Using the listing below, copy every line that mentions "writers".

___

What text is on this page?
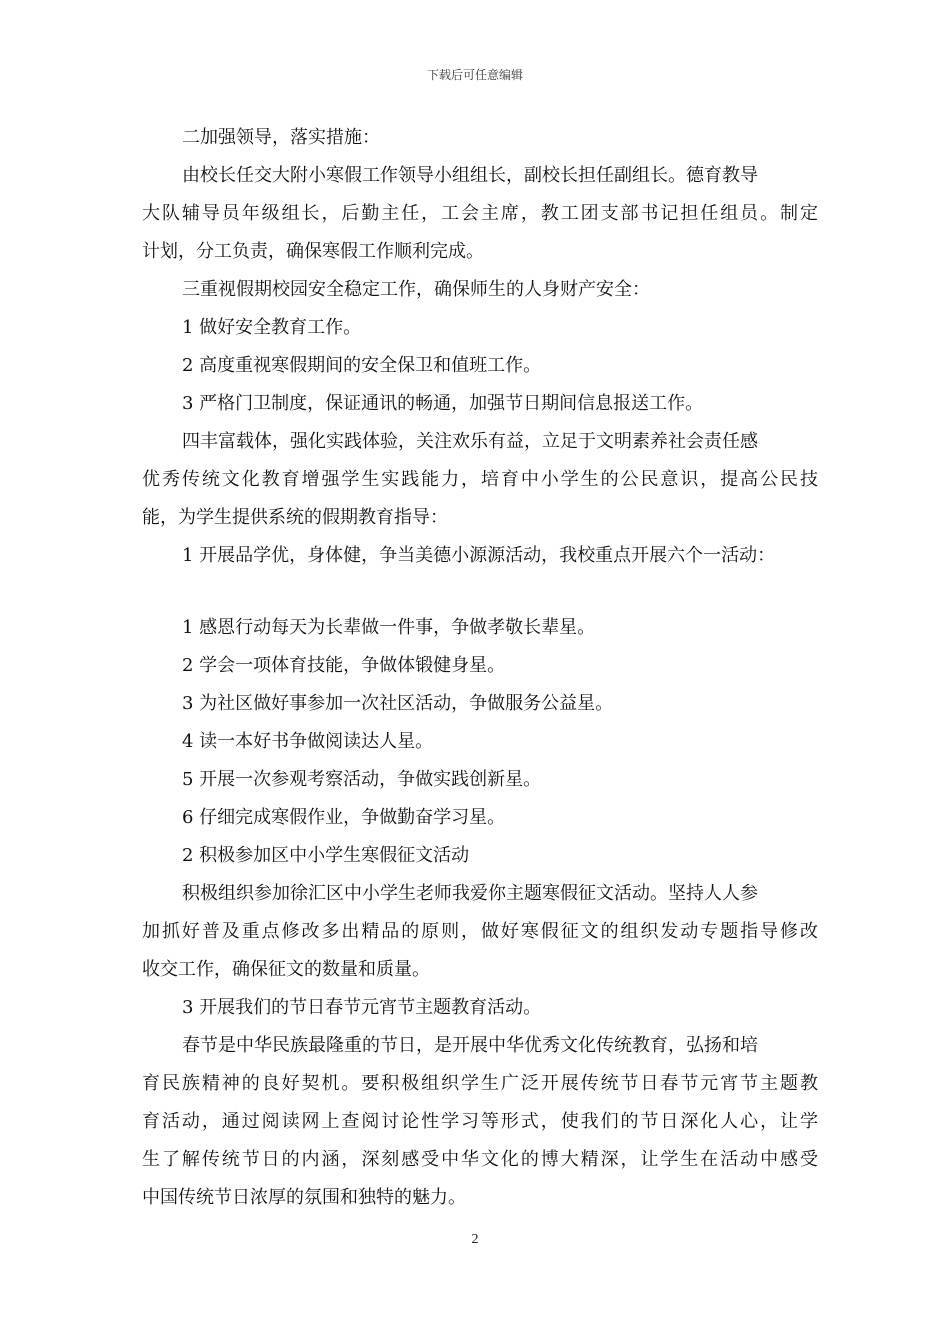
下载后可任意编辑
二加强领导，落实措施：
由校长任交大附小寒假工作领导小组组长，副校长担任副组长。德育教导
大队辅导员年级组长，后勤主任，工会主席，教工团支部书记担任组员。制定
计划，分工负责，确保寒假工作顺利完成。
三重视假期校园安全稳定工作，确保师生的人身财产安全：
1 做好安全教育工作。
2 高度重视寒假期间的安全保卫和值班工作。
3 严格门卫制度，保证通讯的畅通，加强节日期间信息报送工作。
四丰富载体，强化实践体验，关注欢乐有益，立足于文明素养社会责任感
优秀传统文化教育增强学生实践能力，培育中小学生的公民意识，提高公民技
能，为学生提供系统的假期教育指导：
1 开展品学优，身体健，争当美德小源源活动，我校重点开展六个一活动：
1 感恩行动每天为长辈做一件事，争做孝敬长辈星。
2 学会一项体育技能，争做体锻健身星。
3 为社区做好事参加一次社区活动，争做服务公益星。
4 读一本好书争做阅读达人星。
5 开展一次参观考察活动，争做实践创新星。
6 仔细完成寒假作业，争做勤奋学习星。
2 积极参加区中小学生寒假征文活动
积极组织参加徐汇区中小学生老师我爱你主题寒假征文活动。坚持人人参
加抓好普及重点修改多出精品的原则，做好寒假征文的组织发动专题指导修改
收交工作，确保征文的数量和质量。
3 开展我们的节日春节元宵节主题教育活动。
春节是中华民族最隆重的节日，是开展中华优秀文化传统教育，弘扬和培
育民族精神的良好契机。要积极组织学生广泛开展传统节日春节元宵节主题教
育活动，通过阅读网上查阅讨论性学习等形式，使我们的节日深化人心，让学
生了解传统节日的内涵，深刻感受中华文化的博大精深，让学生在活动中感受
中国传统节日浓厚的氛围和独特的魅力。
2
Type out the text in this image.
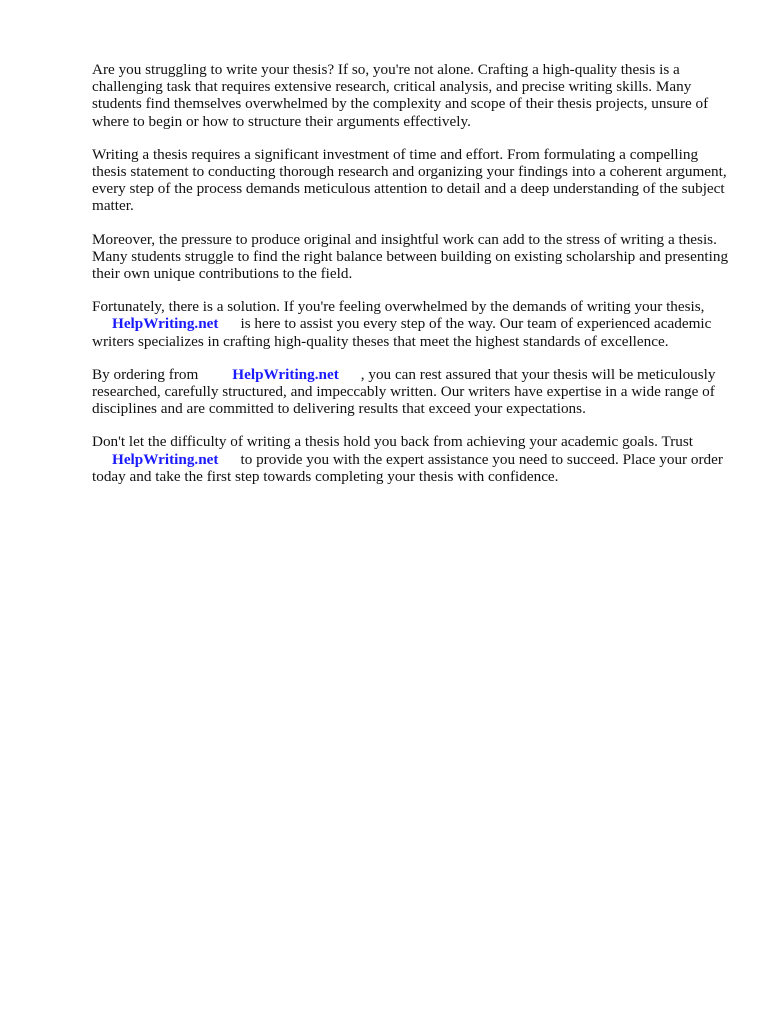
Are you struggling to write your thesis? If so, you're not alone. Crafting a high-quality thesis is a challenging task that requires extensive research, critical analysis, and precise writing skills. Many students find themselves overwhelmed by the complexity and scope of their thesis projects, unsure of where to begin or how to structure their arguments effectively.

Writing a thesis requires a significant investment of time and effort. From formulating a compelling thesis statement to conducting thorough research and organizing your findings into a coherent argument, every step of the process demands meticulous attention to detail and a deep understanding of the subject matter.

Moreover, the pressure to produce original and insightful work can add to the stress of writing a thesis. Many students struggle to find the right balance between building on existing scholarship and presenting their own unique contributions to the field.

Fortunately, there is a solution. If you're feeling overwhelmed by the demands of writing your thesis,
HelpWriting.net is here to assist you every step of the way. Our team of experienced academic writers specializes in crafting high-quality theses that meet the highest standards of excellence.

By ordering from HelpWriting.net , you can rest assured that your thesis will be meticulously researched, carefully structured, and impeccably written. Our writers have expertise in a wide range of disciplines and are committed to delivering results that exceed your expectations.

Don't let the difficulty of writing a thesis hold you back from achieving your academic goals. Trust
HelpWriting.net to provide you with the expert assistance you need to succeed. Place your order today and take the first step towards completing your thesis with confidence.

___

Exercise response:
HelpWriting.net is here to assist you every step of the way. Our team of experienced academic writers specializes in crafting high-quality theses that meet the highest standards of excellence.
By ordering from HelpWriting.net , you can rest assured that your thesis will be meticulously researched, carefully structured, and impeccably written. Our writers have expertise in a wide range of disciplines and are committed to delivering results that exceed your expectations.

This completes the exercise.